Show all lines holding "tears".

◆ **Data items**
§
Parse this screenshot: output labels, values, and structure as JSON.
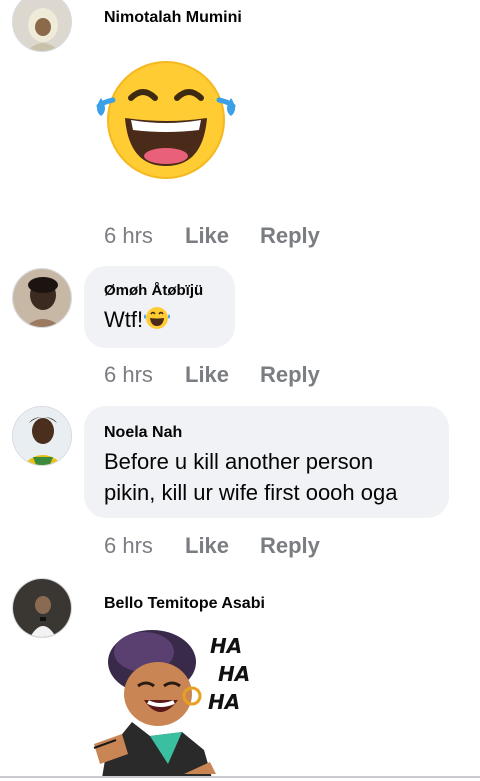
{
  "comments": [
    {
      "author": "Nimotalah Mumini",
      "media": "laughing-tears-emoji",
      "time": "6 hrs",
      "like": "Like",
      "reply": "Reply"
    },
    {
      "author": "Ømøh Åtøbïjü",
      "text": "Wtf!",
      "emoji": "laughing-tears-emoji",
      "time": "6 hrs",
      "like": "Like",
      "reply": "Reply"
    },
    {
      "author": "Noela Nah",
      "text_line1": "Before u kill another person",
      "text_line2": "pikin, kill ur wife first oooh oga",
      "time": "6 hrs",
      "like": "Like",
      "reply": "Reply"
    },
    {
      "author": "Bello Temitope Asabi",
      "media": "laughing-woman-sticker",
      "sticker_text": [
        "HA",
        "HA",
        "HA"
      ]
    }
  ],
  "colors": {
    "bubble": "#f0f2f5",
    "meta_text": "#7a7d82",
    "emoji_yellow": "#ffcc33",
    "tear_blue": "#3aa0e8"
  }
}
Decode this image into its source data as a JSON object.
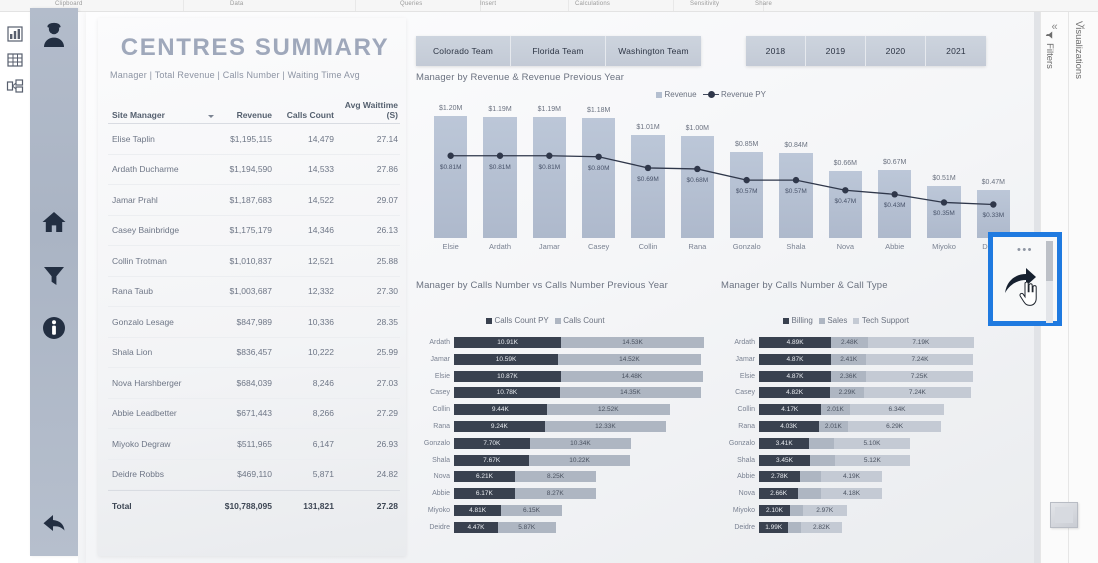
{
  "ribbon": {
    "groups": [
      "Clipboard",
      "Data",
      "Queries",
      "Insert",
      "Calculations",
      "Sensitivity",
      "Share"
    ]
  },
  "view_strip": {
    "items": [
      {
        "name": "report-view-icon",
        "label": "Report"
      },
      {
        "name": "data-view-icon",
        "label": "Data"
      },
      {
        "name": "model-view-icon",
        "label": "Model"
      }
    ]
  },
  "nav_rail": {
    "items": [
      {
        "name": "user-profile-icon",
        "label": "Profile"
      },
      {
        "name": "home-icon",
        "label": "Home"
      },
      {
        "name": "filter-funnel-icon",
        "label": "Filters"
      },
      {
        "name": "info-icon",
        "label": "Info"
      },
      {
        "name": "back-arrow-icon",
        "label": "Back"
      }
    ]
  },
  "summary": {
    "title": "CENTRES SUMMARY",
    "subtitle": "Manager | Total Revenue | Calls Number | Waiting Time Avg",
    "columns": [
      "Site Manager",
      "Revenue",
      "Calls Count",
      "Avg Waittime (S)"
    ],
    "rows": [
      {
        "manager": "Elise Taplin",
        "revenue": "$1,195,115",
        "calls": "14,479",
        "wait": "27.14"
      },
      {
        "manager": "Ardath Ducharme",
        "revenue": "$1,194,590",
        "calls": "14,533",
        "wait": "27.86"
      },
      {
        "manager": "Jamar Prahl",
        "revenue": "$1,187,683",
        "calls": "14,522",
        "wait": "29.07"
      },
      {
        "manager": "Casey Bainbridge",
        "revenue": "$1,175,179",
        "calls": "14,346",
        "wait": "26.13"
      },
      {
        "manager": "Collin Trotman",
        "revenue": "$1,010,837",
        "calls": "12,521",
        "wait": "25.88"
      },
      {
        "manager": "Rana Taub",
        "revenue": "$1,003,687",
        "calls": "12,332",
        "wait": "27.30"
      },
      {
        "manager": "Gonzalo Lesage",
        "revenue": "$847,989",
        "calls": "10,336",
        "wait": "28.35"
      },
      {
        "manager": "Shala Lion",
        "revenue": "$836,457",
        "calls": "10,222",
        "wait": "25.99"
      },
      {
        "manager": "Nova Harshberger",
        "revenue": "$684,039",
        "calls": "8,246",
        "wait": "27.03"
      },
      {
        "manager": "Abbie Leadbetter",
        "revenue": "$671,443",
        "calls": "8,266",
        "wait": "27.29"
      },
      {
        "manager": "Miyoko Degraw",
        "revenue": "$511,965",
        "calls": "6,147",
        "wait": "26.93"
      },
      {
        "manager": "Deidre Robbs",
        "revenue": "$469,110",
        "calls": "5,871",
        "wait": "24.82"
      }
    ],
    "total": {
      "manager": "Total",
      "revenue": "$10,788,095",
      "calls": "131,821",
      "wait": "27.28"
    }
  },
  "team_slicer": {
    "options": [
      "Colorado Team",
      "Florida Team",
      "Washington Team"
    ]
  },
  "year_slicer": {
    "options": [
      "2018",
      "2019",
      "2020",
      "2021"
    ]
  },
  "chart_data": [
    {
      "type": "bar",
      "title": "Manager by Revenue & Revenue Previous Year",
      "categories": [
        "Elsie",
        "Ardath",
        "Jamar",
        "Casey",
        "Collin",
        "Rana",
        "Gonzalo",
        "Shala",
        "Nova",
        "Abbie",
        "Miyoko",
        "Deidre"
      ],
      "series": [
        {
          "name": "Revenue",
          "kind": "column",
          "values": [
            1.2,
            1.19,
            1.19,
            1.18,
            1.01,
            1.0,
            0.85,
            0.84,
            0.66,
            0.67,
            0.51,
            0.47
          ],
          "labels": [
            "$1.20M",
            "$1.19M",
            "$1.19M",
            "$1.18M",
            "$1.01M",
            "$1.00M",
            "$0.85M",
            "$0.84M",
            "$0.66M",
            "$0.67M",
            "$0.51M",
            "$0.47M"
          ]
        },
        {
          "name": "Revenue PY",
          "kind": "line",
          "values": [
            0.81,
            0.81,
            0.81,
            0.8,
            0.69,
            0.68,
            0.57,
            0.57,
            0.47,
            0.43,
            0.35,
            0.33
          ],
          "labels": [
            "$0.81M",
            "$0.81M",
            "$0.81M",
            "$0.80M",
            "$0.69M",
            "$0.68M",
            "$0.57M",
            "$0.57M",
            "$0.47M",
            "$0.43M",
            "$0.35M",
            "$0.33M"
          ]
        }
      ],
      "ylabel": "",
      "xlabel": "",
      "ylim": [
        0,
        1.3
      ],
      "grid": false,
      "legend": "top-right"
    },
    {
      "type": "bar",
      "title": "Manager by Calls Number vs Calls Number Previous Year",
      "orientation": "horizontal",
      "stacked": true,
      "categories": [
        "Ardath",
        "Jamar",
        "Elsie",
        "Casey",
        "Collin",
        "Rana",
        "Gonzalo",
        "Shala",
        "Nova",
        "Abbie",
        "Miyoko",
        "Deidre"
      ],
      "series": [
        {
          "name": "Calls Count PY",
          "values": [
            10.91,
            10.59,
            10.87,
            10.78,
            9.44,
            9.24,
            7.7,
            7.67,
            6.21,
            6.17,
            4.81,
            4.47
          ],
          "labels": [
            "10.91K",
            "10.59K",
            "10.87K",
            "10.78K",
            "9.44K",
            "9.24K",
            "7.70K",
            "7.67K",
            "6.21K",
            "6.17K",
            "4.81K",
            "4.47K"
          ]
        },
        {
          "name": "Calls Count",
          "values": [
            14.53,
            14.52,
            14.48,
            14.35,
            12.52,
            12.33,
            10.34,
            10.22,
            8.25,
            8.27,
            6.15,
            5.87
          ],
          "labels": [
            "14.53K",
            "14.52K",
            "14.48K",
            "14.35K",
            "12.52K",
            "12.33K",
            "10.34K",
            "10.22K",
            "8.25K",
            "8.27K",
            "6.15K",
            "5.87K"
          ]
        }
      ],
      "legend": "top-center"
    },
    {
      "type": "bar",
      "title": "Manager by Calls Number & Call Type",
      "orientation": "horizontal",
      "stacked": true,
      "categories": [
        "Ardath",
        "Jamar",
        "Elsie",
        "Casey",
        "Collin",
        "Rana",
        "Gonzalo",
        "Shala",
        "Abbie",
        "Nova",
        "Miyoko",
        "Deidre"
      ],
      "series": [
        {
          "name": "Billing",
          "values": [
            4.89,
            4.87,
            4.87,
            4.82,
            4.17,
            4.03,
            3.41,
            3.45,
            2.78,
            2.66,
            2.1,
            1.99
          ],
          "labels": [
            "4.89K",
            "4.87K",
            "4.87K",
            "4.82K",
            "4.17K",
            "4.03K",
            "3.41K",
            "3.45K",
            "2.78K",
            "2.66K",
            "2.10K",
            "1.99K"
          ]
        },
        {
          "name": "Sales",
          "values": [
            2.48,
            2.41,
            2.36,
            2.29,
            2.01,
            2.01,
            1.69,
            1.67,
            1.39,
            1.52,
            0.87,
            0.83
          ],
          "labels": [
            "2.48K",
            "2.41K",
            "2.36K",
            "2.29K",
            "2.01K",
            "2.01K",
            "",
            "",
            "",
            "",
            "",
            ""
          ]
        },
        {
          "name": "Tech Support",
          "values": [
            7.19,
            7.24,
            7.25,
            7.24,
            6.34,
            6.29,
            5.1,
            5.12,
            4.19,
            4.18,
            2.97,
            2.82
          ],
          "labels": [
            "7.19K",
            "7.24K",
            "7.25K",
            "7.24K",
            "6.34K",
            "6.29K",
            "5.10K",
            "5.12K",
            "4.19K",
            "4.18K",
            "2.97K",
            "2.82K"
          ]
        }
      ],
      "legend": "top-center"
    }
  ],
  "highlight": {
    "ellipsis": "•••",
    "arrow_icon": "drill-through-arrow-icon"
  },
  "panes": {
    "filters": {
      "label": "Filters",
      "chevron": "«"
    },
    "visualizations": {
      "label": "Visualizations",
      "chevron": "‹"
    }
  },
  "colors": {
    "accent_highlight": "#1f7ae0",
    "bar_primary": "#b4bfd0",
    "line_dark": "#2f374a",
    "seg_dark": "#39414f",
    "seg_mid": "#aeb6c2",
    "seg_light": "#c4cad4",
    "title_text": "#9fa8bb"
  }
}
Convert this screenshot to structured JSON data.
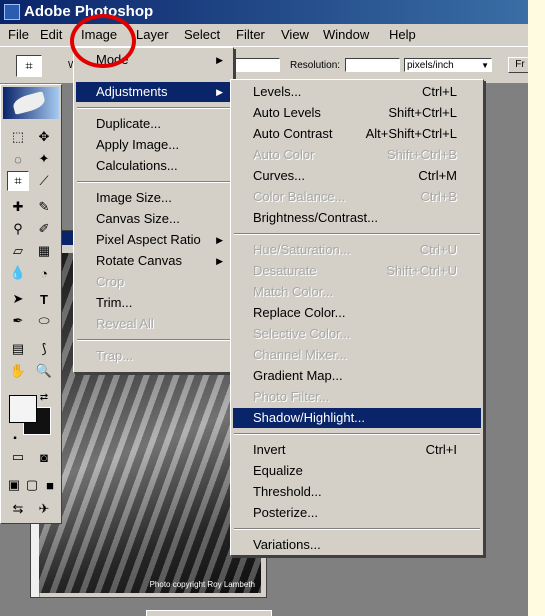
§
◆ **TASK ANSWER**
      "media": "laughing-tears-emoji",
      "emoji": "laughing-tears-emoji",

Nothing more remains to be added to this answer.